-- WRITTEN INSTRUCTION --
Collect all lines from the records below that include the word "Norm".

-- Entries from a dataset --

* START *

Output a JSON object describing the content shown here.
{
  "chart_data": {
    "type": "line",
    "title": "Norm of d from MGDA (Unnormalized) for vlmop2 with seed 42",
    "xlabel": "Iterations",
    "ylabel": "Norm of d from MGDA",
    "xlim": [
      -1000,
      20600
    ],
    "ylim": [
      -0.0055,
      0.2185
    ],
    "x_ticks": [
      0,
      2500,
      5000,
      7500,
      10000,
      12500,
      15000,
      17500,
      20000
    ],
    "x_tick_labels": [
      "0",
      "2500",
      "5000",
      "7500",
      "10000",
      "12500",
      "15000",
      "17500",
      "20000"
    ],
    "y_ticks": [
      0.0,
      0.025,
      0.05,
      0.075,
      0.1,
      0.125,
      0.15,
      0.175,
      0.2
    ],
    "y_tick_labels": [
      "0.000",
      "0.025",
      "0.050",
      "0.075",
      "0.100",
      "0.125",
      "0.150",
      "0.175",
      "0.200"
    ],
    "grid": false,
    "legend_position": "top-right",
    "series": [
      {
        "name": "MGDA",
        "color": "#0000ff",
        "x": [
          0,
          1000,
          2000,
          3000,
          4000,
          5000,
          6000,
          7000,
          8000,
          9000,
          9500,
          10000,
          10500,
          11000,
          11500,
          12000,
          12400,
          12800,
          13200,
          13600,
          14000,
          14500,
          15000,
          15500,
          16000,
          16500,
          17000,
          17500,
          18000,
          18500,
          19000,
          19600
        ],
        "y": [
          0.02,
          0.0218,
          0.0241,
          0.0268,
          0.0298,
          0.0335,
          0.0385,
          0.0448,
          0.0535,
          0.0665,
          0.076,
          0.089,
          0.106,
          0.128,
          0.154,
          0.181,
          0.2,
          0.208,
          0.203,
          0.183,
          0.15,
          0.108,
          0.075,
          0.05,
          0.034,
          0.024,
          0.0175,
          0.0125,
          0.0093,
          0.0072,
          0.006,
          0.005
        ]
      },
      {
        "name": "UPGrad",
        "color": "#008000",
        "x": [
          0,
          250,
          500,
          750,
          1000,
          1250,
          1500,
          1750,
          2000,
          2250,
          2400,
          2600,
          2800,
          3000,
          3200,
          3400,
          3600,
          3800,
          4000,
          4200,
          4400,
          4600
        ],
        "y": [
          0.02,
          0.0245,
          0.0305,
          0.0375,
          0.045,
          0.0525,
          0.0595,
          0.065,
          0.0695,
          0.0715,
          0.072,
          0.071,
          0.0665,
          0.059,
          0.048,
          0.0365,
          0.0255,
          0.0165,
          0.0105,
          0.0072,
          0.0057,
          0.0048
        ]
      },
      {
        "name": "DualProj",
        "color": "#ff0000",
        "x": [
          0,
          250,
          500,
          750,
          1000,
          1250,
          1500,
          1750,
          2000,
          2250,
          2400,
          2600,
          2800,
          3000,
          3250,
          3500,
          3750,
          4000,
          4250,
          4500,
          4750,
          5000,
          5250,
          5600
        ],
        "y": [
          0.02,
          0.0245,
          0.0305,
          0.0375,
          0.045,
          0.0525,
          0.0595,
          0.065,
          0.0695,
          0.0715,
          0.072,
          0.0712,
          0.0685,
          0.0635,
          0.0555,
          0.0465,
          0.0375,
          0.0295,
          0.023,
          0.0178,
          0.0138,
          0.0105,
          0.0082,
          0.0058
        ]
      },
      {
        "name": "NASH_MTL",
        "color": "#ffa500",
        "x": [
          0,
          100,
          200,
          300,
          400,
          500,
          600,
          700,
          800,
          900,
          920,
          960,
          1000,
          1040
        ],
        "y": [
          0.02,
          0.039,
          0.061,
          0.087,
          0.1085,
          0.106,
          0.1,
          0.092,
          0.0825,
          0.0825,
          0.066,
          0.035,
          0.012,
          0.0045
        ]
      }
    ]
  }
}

* END *

-- SOLUTION --
    "title": "Norm of d from MGDA (Unnormalized) for vlmop2 with seed 42",
    "ylabel": "Norm of d from MGDA",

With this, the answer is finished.